__Requirement__:
Restate the data exactly as given and keep the pictures out.

__Data__:
===

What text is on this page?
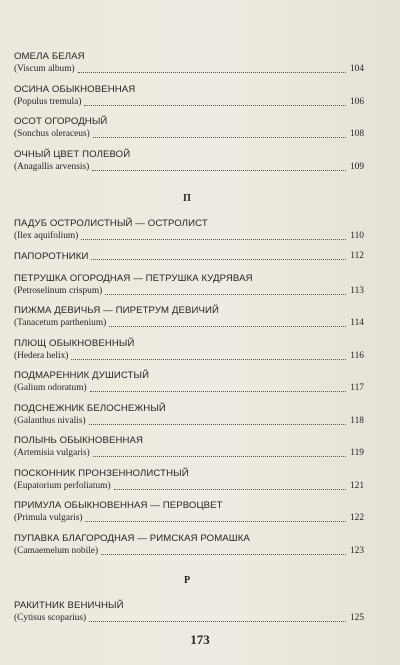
ОМЕЛА БЕЛАЯ
(Viscum album)	104
ОСИНА ОБЫКНОВЕННАЯ
(Populus tremula)	106
ОСОТ ОГОРОДНЫЙ
(Sonchus oleraceus)	108
ОЧНЫЙ ЦВЕТ ПОЛЕВОЙ
(Anagallis arvensis)	109
П
ПАДУБ ОСТРОЛИСТНЫЙ — ОСТРОЛИСТ
(Ilex aquifolium)	110
ПАПОРОТНИКИ	112
ПЕТРУШКА ОГОРОДНАЯ — ПЕТРУШКА КУДРЯВАЯ
(Petroselinum crispum)	113
ПИЖМА ДЕВИЧЬЯ — ПИРЕТРУМ ДЕВИЧИЙ
(Tanacetum parthenium)	114
ПЛЮЩ ОБЫКНОВЕННЫЙ
(Hedera helix)	116
ПОДМАРЕННИК ДУШИСТЫЙ
(Galium odoratum)	117
ПОДСНЕЖНИК БЕЛОСНЕЖНЫЙ
(Galanthus nivalis)	118
ПОЛЫНЬ ОБЫКНОВЕННАЯ
(Artemisia vulgaris)	119
ПОСКОННИК ПРОНЗЕННОЛИСТНЫЙ
(Eupatorium perfoliatum)	121
ПРИМУЛА ОБЫКНОВЕННАЯ — ПЕРВОЦВЕТ
(Primula vulgaris)	122
ПУПАВКА БЛАГОРОДНАЯ — РИМСКАЯ РОМАШКА
(Camaemelum nobile)	123
Р
РАКИТНИК ВЕНИЧНЫЙ
(Cytisus scoparius)	125
173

===

__Task answer__:
What text is on this page?
ОМЕЛА БЕЛАЯ
(Viscum album)	104
ОСИНА ОБЫКНОВЕННАЯ
(Populus tremula)	106
ОСОТ ОГОРОДНЫЙ
(Sonchus oleraceus)	108
ОЧНЫЙ ЦВЕТ ПОЛЕВОЙ
(Anagallis arvensis)	109
П
ПАДУБ ОСТРОЛИСТНЫЙ — ОСТРОЛИСТ
(Ilex aquifolium)	110
ПАПОРОТНИКИ	112
ПЕТРУШКА ОГОРОДНАЯ — ПЕТРУШКА КУДРЯВАЯ
(Petroselinum crispum)	113
ПИЖМА ДЕВИЧЬЯ — ПИРЕТРУМ ДЕВИЧИЙ
(Tanacetum parthenium)	114
ПЛЮЩ ОБЫКНОВЕННЫЙ
(Hedera helix)	116
ПОДМАРЕННИК ДУШИСТЫЙ
(Galium odoratum)	117
ПОДСНЕЖНИК БЕЛОСНЕЖНЫЙ
(Galanthus nivalis)	118
ПОЛЫНЬ ОБЫКНОВЕННАЯ
(Artemisia vulgaris)	119
ПОСКОННИК ПРОНЗЕННОЛИСТНЫЙ
(Eupatorium perfoliatum)	121
ПРИМУЛА ОБЫКНОВЕННАЯ — ПЕРВОЦВЕТ
(Primula vulgaris)	122
ПУПАВКА БЛАГОРОДНАЯ — РИМСКАЯ РОМАШКА
(Camaemelum nobile)	123
Р
РАКИТНИК ВЕНИЧНЫЙ
(Cytisus scoparius)	125
173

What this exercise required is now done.